Write out all of the entries that follow, word for word, but skip the pictures.

Figure collection entries
↓↓↓
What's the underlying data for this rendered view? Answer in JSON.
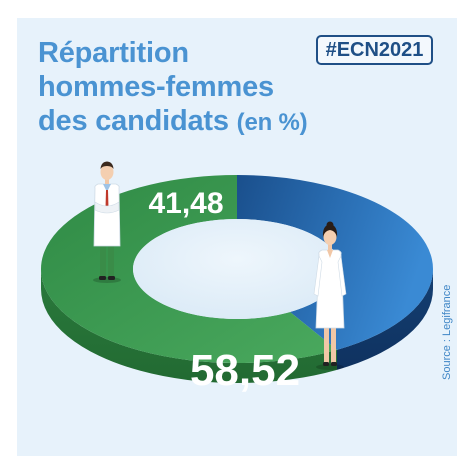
{
  "header": {
    "title_lines": [
      "Répartition",
      "hommes-femmes",
      "des candidats"
    ],
    "title_unit": "(en %)",
    "hashtag": "#ECN2021"
  },
  "source": "Source : Legifrance",
  "chart_data": {
    "type": "pie",
    "variant": "donut",
    "categories": [
      "hommes",
      "femmes"
    ],
    "values": [
      41.48,
      58.52
    ],
    "data_labels": [
      "41,48",
      "58,52"
    ],
    "colors": [
      "#1f5a9c",
      "#3f9a52"
    ],
    "legend": "none",
    "icons": [
      "male-doctor-icon",
      "female-doctor-icon"
    ]
  }
}
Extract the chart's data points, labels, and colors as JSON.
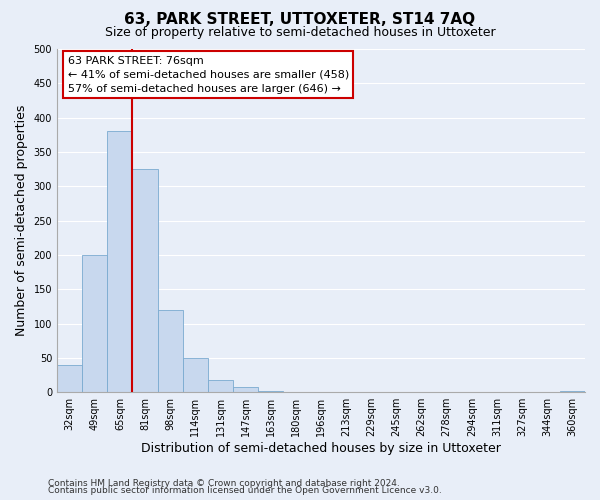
{
  "title": "63, PARK STREET, UTTOXETER, ST14 7AQ",
  "subtitle": "Size of property relative to semi-detached houses in Uttoxeter",
  "xlabel": "Distribution of semi-detached houses by size in Uttoxeter",
  "ylabel": "Number of semi-detached properties",
  "footnote1": "Contains HM Land Registry data © Crown copyright and database right 2024.",
  "footnote2": "Contains public sector information licensed under the Open Government Licence v3.0.",
  "bar_labels": [
    "32sqm",
    "49sqm",
    "65sqm",
    "81sqm",
    "98sqm",
    "114sqm",
    "131sqm",
    "147sqm",
    "163sqm",
    "180sqm",
    "196sqm",
    "213sqm",
    "229sqm",
    "245sqm",
    "262sqm",
    "278sqm",
    "294sqm",
    "311sqm",
    "327sqm",
    "344sqm",
    "360sqm"
  ],
  "bar_values": [
    40,
    200,
    380,
    325,
    120,
    50,
    18,
    7,
    2,
    0,
    0,
    0,
    1,
    0,
    1,
    0,
    0,
    0,
    0,
    0,
    2
  ],
  "bar_color": "#c8d8ee",
  "bar_edge_color": "#7aaad0",
  "ylim": [
    0,
    500
  ],
  "yticks": [
    0,
    50,
    100,
    150,
    200,
    250,
    300,
    350,
    400,
    450,
    500
  ],
  "vline_color": "#cc0000",
  "annotation_title": "63 PARK STREET: 76sqm",
  "annotation_line1": "← 41% of semi-detached houses are smaller (458)",
  "annotation_line2": "57% of semi-detached houses are larger (646) →",
  "background_color": "#e8eef8",
  "grid_color": "#ffffff",
  "title_fontsize": 11,
  "subtitle_fontsize": 9,
  "axis_label_fontsize": 9,
  "tick_fontsize": 7,
  "annotation_fontsize": 8,
  "footnote_fontsize": 6.5
}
↑↑↑
* Exercise solution
What's the underlying data for this rendered view? Answer in JSON.
{
  "header": {
    "title_lines": [
      "Répartition",
      "hommes-femmes",
      "des candidats"
    ],
    "title_unit": "(en %)",
    "hashtag": "#ECN2021"
  },
  "source": "Source : Legifrance",
  "chart_data": {
    "type": "pie",
    "variant": "donut",
    "categories": [
      "hommes",
      "femmes"
    ],
    "values": [
      41.48,
      58.52
    ],
    "data_labels": [
      "41,48",
      "58,52"
    ],
    "colors": [
      "#1f5a9c",
      "#3f9a52"
    ],
    "legend": "none",
    "icons": [
      "male-doctor-icon",
      "female-doctor-icon"
    ]
  }
}
Extract the chart's data points, labels, and colors as JSON.
{
  "title": "63, PARK STREET, UTTOXETER, ST14 7AQ",
  "subtitle": "Size of property relative to semi-detached houses in Uttoxeter",
  "xlabel": "Distribution of semi-detached houses by size in Uttoxeter",
  "ylabel": "Number of semi-detached properties",
  "footnote1": "Contains HM Land Registry data © Crown copyright and database right 2024.",
  "footnote2": "Contains public sector information licensed under the Open Government Licence v3.0.",
  "bar_labels": [
    "32sqm",
    "49sqm",
    "65sqm",
    "81sqm",
    "98sqm",
    "114sqm",
    "131sqm",
    "147sqm",
    "163sqm",
    "180sqm",
    "196sqm",
    "213sqm",
    "229sqm",
    "245sqm",
    "262sqm",
    "278sqm",
    "294sqm",
    "311sqm",
    "327sqm",
    "344sqm",
    "360sqm"
  ],
  "bar_values": [
    40,
    200,
    380,
    325,
    120,
    50,
    18,
    7,
    2,
    0,
    0,
    0,
    1,
    0,
    1,
    0,
    0,
    0,
    0,
    0,
    2
  ],
  "bar_color": "#c8d8ee",
  "bar_edge_color": "#7aaad0",
  "ylim": [
    0,
    500
  ],
  "yticks": [
    0,
    50,
    100,
    150,
    200,
    250,
    300,
    350,
    400,
    450,
    500
  ],
  "vline_color": "#cc0000",
  "annotation_title": "63 PARK STREET: 76sqm",
  "annotation_line1": "← 41% of semi-detached houses are smaller (458)",
  "annotation_line2": "57% of semi-detached houses are larger (646) →",
  "background_color": "#e8eef8",
  "grid_color": "#ffffff",
  "title_fontsize": 11,
  "subtitle_fontsize": 9,
  "axis_label_fontsize": 9,
  "tick_fontsize": 7,
  "annotation_fontsize": 8,
  "footnote_fontsize": 6.5
}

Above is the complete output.